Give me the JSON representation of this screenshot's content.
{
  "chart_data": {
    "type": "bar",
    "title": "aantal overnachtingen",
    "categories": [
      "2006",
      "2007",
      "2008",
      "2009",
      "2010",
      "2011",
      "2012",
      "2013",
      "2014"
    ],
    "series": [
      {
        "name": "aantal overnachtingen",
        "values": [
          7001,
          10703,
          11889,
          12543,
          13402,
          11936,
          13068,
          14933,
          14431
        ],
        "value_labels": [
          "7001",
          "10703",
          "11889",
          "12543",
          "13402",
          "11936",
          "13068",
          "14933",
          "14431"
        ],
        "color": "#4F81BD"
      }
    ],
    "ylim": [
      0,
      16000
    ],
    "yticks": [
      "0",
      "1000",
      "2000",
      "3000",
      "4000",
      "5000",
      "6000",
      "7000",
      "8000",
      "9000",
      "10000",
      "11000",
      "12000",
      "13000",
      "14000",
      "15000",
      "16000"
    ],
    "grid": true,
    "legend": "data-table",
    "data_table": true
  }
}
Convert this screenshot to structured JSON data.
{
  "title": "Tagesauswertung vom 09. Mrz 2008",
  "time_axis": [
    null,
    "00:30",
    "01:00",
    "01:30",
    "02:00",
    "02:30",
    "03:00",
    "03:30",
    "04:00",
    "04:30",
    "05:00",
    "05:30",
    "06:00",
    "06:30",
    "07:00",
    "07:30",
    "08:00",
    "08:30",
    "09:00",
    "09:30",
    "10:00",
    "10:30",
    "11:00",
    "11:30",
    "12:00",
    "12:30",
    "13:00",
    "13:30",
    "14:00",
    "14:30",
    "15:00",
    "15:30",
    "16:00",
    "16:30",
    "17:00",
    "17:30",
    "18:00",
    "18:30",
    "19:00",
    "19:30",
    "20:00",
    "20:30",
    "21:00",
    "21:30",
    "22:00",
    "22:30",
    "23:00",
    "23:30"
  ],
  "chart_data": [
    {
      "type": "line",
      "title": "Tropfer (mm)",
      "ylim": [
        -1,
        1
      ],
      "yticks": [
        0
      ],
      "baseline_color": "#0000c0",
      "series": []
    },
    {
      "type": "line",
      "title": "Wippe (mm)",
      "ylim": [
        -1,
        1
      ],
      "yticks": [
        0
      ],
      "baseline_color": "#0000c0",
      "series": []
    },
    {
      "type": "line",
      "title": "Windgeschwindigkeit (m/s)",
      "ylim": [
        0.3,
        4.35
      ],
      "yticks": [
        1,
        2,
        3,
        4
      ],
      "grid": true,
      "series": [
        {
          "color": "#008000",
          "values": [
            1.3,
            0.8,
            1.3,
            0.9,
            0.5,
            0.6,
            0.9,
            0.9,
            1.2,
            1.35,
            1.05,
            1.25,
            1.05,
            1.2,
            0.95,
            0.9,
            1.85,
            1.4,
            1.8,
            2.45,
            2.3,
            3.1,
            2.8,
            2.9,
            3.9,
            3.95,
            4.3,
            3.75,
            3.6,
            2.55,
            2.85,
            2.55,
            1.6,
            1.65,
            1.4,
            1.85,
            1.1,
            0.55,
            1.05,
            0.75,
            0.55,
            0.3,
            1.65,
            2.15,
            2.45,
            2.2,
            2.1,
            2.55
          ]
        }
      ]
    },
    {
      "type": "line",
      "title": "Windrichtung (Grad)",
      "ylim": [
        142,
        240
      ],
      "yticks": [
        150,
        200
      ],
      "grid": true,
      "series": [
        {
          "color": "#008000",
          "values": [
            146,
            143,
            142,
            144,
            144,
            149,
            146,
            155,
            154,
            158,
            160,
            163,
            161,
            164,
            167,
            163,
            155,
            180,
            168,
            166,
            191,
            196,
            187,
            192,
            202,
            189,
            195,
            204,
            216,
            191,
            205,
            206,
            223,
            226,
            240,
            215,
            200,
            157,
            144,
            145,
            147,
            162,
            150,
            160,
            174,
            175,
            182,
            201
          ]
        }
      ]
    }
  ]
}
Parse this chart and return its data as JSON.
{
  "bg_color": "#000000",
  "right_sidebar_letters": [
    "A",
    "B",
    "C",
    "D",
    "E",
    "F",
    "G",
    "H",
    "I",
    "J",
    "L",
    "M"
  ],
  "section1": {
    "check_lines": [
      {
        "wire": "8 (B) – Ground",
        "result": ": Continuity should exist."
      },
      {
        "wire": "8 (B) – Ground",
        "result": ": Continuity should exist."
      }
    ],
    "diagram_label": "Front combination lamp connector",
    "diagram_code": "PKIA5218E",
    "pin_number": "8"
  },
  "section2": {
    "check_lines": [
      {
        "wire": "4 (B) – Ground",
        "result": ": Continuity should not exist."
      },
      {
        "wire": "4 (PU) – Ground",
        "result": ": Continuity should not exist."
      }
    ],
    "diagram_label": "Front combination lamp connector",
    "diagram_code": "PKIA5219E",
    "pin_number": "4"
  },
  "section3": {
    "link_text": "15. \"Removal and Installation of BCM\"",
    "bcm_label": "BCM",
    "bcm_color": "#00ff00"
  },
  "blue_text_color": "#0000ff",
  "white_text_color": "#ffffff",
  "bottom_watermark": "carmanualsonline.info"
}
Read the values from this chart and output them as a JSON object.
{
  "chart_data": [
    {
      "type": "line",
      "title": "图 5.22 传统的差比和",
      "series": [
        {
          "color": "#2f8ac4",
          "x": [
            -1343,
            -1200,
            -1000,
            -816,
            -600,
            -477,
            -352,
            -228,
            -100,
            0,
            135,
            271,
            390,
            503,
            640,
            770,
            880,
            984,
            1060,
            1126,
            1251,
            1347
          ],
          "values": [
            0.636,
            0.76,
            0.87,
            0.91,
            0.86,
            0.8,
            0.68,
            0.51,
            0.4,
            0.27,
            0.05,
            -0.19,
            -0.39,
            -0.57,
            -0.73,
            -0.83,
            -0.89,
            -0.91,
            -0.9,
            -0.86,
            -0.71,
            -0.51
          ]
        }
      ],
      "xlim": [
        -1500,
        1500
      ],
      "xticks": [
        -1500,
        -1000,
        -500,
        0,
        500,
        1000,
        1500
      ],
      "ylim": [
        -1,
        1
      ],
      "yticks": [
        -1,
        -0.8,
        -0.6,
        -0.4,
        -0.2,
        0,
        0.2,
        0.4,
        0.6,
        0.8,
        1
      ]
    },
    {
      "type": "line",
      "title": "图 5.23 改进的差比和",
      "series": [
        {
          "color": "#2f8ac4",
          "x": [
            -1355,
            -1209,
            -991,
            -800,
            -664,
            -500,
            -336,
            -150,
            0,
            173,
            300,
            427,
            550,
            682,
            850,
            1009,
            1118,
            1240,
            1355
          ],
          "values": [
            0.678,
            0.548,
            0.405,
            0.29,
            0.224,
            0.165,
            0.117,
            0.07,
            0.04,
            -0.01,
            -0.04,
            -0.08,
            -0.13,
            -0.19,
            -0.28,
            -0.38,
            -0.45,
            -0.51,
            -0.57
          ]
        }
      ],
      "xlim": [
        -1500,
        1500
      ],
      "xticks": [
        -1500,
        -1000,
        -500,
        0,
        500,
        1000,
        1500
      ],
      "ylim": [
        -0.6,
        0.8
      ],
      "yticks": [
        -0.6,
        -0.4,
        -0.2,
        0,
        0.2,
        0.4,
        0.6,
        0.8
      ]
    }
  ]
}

_ _ _ _

All of the records must be retyped exactly as they are.

**Output of the task**.
Give me the JSON representation of this screenshot's content.
{
  "chart_data": {
    "type": "bar",
    "title": "aantal overnachtingen",
    "categories": [
      "2006",
      "2007",
      "2008",
      "2009",
      "2010",
      "2011",
      "2012",
      "2013",
      "2014"
    ],
    "series": [
      {
        "name": "aantal overnachtingen",
        "values": [
          7001,
          10703,
          11889,
          12543,
          13402,
          11936,
          13068,
          14933,
          14431
        ],
        "value_labels": [
          "7001",
          "10703",
          "11889",
          "12543",
          "13402",
          "11936",
          "13068",
          "14933",
          "14431"
        ],
        "color": "#4F81BD"
      }
    ],
    "ylim": [
      0,
      16000
    ],
    "yticks": [
      "0",
      "1000",
      "2000",
      "3000",
      "4000",
      "5000",
      "6000",
      "7000",
      "8000",
      "9000",
      "10000",
      "11000",
      "12000",
      "13000",
      "14000",
      "15000",
      "16000"
    ],
    "grid": true,
    "legend": "data-table",
    "data_table": true
  }
}
Convert this screenshot to structured JSON data.
{
  "title": "Tagesauswertung vom 09. Mrz 2008",
  "time_axis": [
    null,
    "00:30",
    "01:00",
    "01:30",
    "02:00",
    "02:30",
    "03:00",
    "03:30",
    "04:00",
    "04:30",
    "05:00",
    "05:30",
    "06:00",
    "06:30",
    "07:00",
    "07:30",
    "08:00",
    "08:30",
    "09:00",
    "09:30",
    "10:00",
    "10:30",
    "11:00",
    "11:30",
    "12:00",
    "12:30",
    "13:00",
    "13:30",
    "14:00",
    "14:30",
    "15:00",
    "15:30",
    "16:00",
    "16:30",
    "17:00",
    "17:30",
    "18:00",
    "18:30",
    "19:00",
    "19:30",
    "20:00",
    "20:30",
    "21:00",
    "21:30",
    "22:00",
    "22:30",
    "23:00",
    "23:30"
  ],
  "chart_data": [
    {
      "type": "line",
      "title": "Tropfer (mm)",
      "ylim": [
        -1,
        1
      ],
      "yticks": [
        0
      ],
      "baseline_color": "#0000c0",
      "series": []
    },
    {
      "type": "line",
      "title": "Wippe (mm)",
      "ylim": [
        -1,
        1
      ],
      "yticks": [
        0
      ],
      "baseline_color": "#0000c0",
      "series": []
    },
    {
      "type": "line",
      "title": "Windgeschwindigkeit (m/s)",
      "ylim": [
        0.3,
        4.35
      ],
      "yticks": [
        1,
        2,
        3,
        4
      ],
      "grid": true,
      "series": [
        {
          "color": "#008000",
          "values": [
            1.3,
            0.8,
            1.3,
            0.9,
            0.5,
            0.6,
            0.9,
            0.9,
            1.2,
            1.35,
            1.05,
            1.25,
            1.05,
            1.2,
            0.95,
            0.9,
            1.85,
            1.4,
            1.8,
            2.45,
            2.3,
            3.1,
            2.8,
            2.9,
            3.9,
            3.95,
            4.3,
            3.75,
            3.6,
            2.55,
            2.85,
            2.55,
            1.6,
            1.65,
            1.4,
            1.85,
            1.1,
            0.55,
            1.05,
            0.75,
            0.55,
            0.3,
            1.65,
            2.15,
            2.45,
            2.2,
            2.1,
            2.55
          ]
        }
      ]
    },
    {
      "type": "line",
      "title": "Windrichtung (Grad)",
      "ylim": [
        142,
        240
      ],
      "yticks": [
        150,
        200
      ],
      "grid": true,
      "series": [
        {
          "color": "#008000",
          "values": [
            146,
            143,
            142,
            144,
            144,
            149,
            146,
            155,
            154,
            158,
            160,
            163,
            161,
            164,
            167,
            163,
            155,
            180,
            168,
            166,
            191,
            196,
            187,
            192,
            202,
            189,
            195,
            204,
            216,
            191,
            205,
            206,
            223,
            226,
            240,
            215,
            200,
            157,
            144,
            145,
            147,
            162,
            150,
            160,
            174,
            175,
            182,
            201
          ]
        }
      ]
    }
  ]
}
Parse this chart and return its data as JSON.
{
  "bg_color": "#000000",
  "right_sidebar_letters": [
    "A",
    "B",
    "C",
    "D",
    "E",
    "F",
    "G",
    "H",
    "I",
    "J",
    "L",
    "M"
  ],
  "section1": {
    "check_lines": [
      {
        "wire": "8 (B) – Ground",
        "result": ": Continuity should exist."
      },
      {
        "wire": "8 (B) – Ground",
        "result": ": Continuity should exist."
      }
    ],
    "diagram_label": "Front combination lamp connector",
    "diagram_code": "PKIA5218E",
    "pin_number": "8"
  },
  "section2": {
    "check_lines": [
      {
        "wire": "4 (B) – Ground",
        "result": ": Continuity should not exist."
      },
      {
        "wire": "4 (PU) – Ground",
        "result": ": Continuity should not exist."
      }
    ],
    "diagram_label": "Front combination lamp connector",
    "diagram_code": "PKIA5219E",
    "pin_number": "4"
  },
  "section3": {
    "link_text": "15. \"Removal and Installation of BCM\"",
    "bcm_label": "BCM",
    "bcm_color": "#00ff00"
  },
  "blue_text_color": "#0000ff",
  "white_text_color": "#ffffff",
  "bottom_watermark": "carmanualsonline.info"
}
Read the values from this chart and output them as a JSON object.
{
  "chart_data": [
    {
      "type": "line",
      "title": "图 5.22 传统的差比和",
      "series": [
        {
          "color": "#2f8ac4",
          "x": [
            -1343,
            -1200,
            -1000,
            -816,
            -600,
            -477,
            -352,
            -228,
            -100,
            0,
            135,
            271,
            390,
            503,
            640,
            770,
            880,
            984,
            1060,
            1126,
            1251,
            1347
          ],
          "values": [
            0.636,
            0.76,
            0.87,
            0.91,
            0.86,
            0.8,
            0.68,
            0.51,
            0.4,
            0.27,
            0.05,
            -0.19,
            -0.39,
            -0.57,
            -0.73,
            -0.83,
            -0.89,
            -0.91,
            -0.9,
            -0.86,
            -0.71,
            -0.51
          ]
        }
      ],
      "xlim": [
        -1500,
        1500
      ],
      "xticks": [
        -1500,
        -1000,
        -500,
        0,
        500,
        1000,
        1500
      ],
      "ylim": [
        -1,
        1
      ],
      "yticks": [
        -1,
        -0.8,
        -0.6,
        -0.4,
        -0.2,
        0,
        0.2,
        0.4,
        0.6,
        0.8,
        1
      ]
    },
    {
      "type": "line",
      "title": "图 5.23 改进的差比和",
      "series": [
        {
          "color": "#2f8ac4",
          "x": [
            -1355,
            -1209,
            -991,
            -800,
            -664,
            -500,
            -336,
            -150,
            0,
            173,
            300,
            427,
            550,
            682,
            850,
            1009,
            1118,
            1240,
            1355
          ],
          "values": [
            0.678,
            0.548,
            0.405,
            0.29,
            0.224,
            0.165,
            0.117,
            0.07,
            0.04,
            -0.01,
            -0.04,
            -0.08,
            -0.13,
            -0.19,
            -0.28,
            -0.38,
            -0.45,
            -0.51,
            -0.57
          ]
        }
      ],
      "xlim": [
        -1500,
        1500
      ],
      "xticks": [
        -1500,
        -1000,
        -500,
        0,
        500,
        1000,
        1500
      ],
      "ylim": [
        -0.6,
        0.8
      ],
      "yticks": [
        -0.6,
        -0.4,
        -0.2,
        0,
        0.2,
        0.4,
        0.6,
        0.8
      ]
    }
  ]
}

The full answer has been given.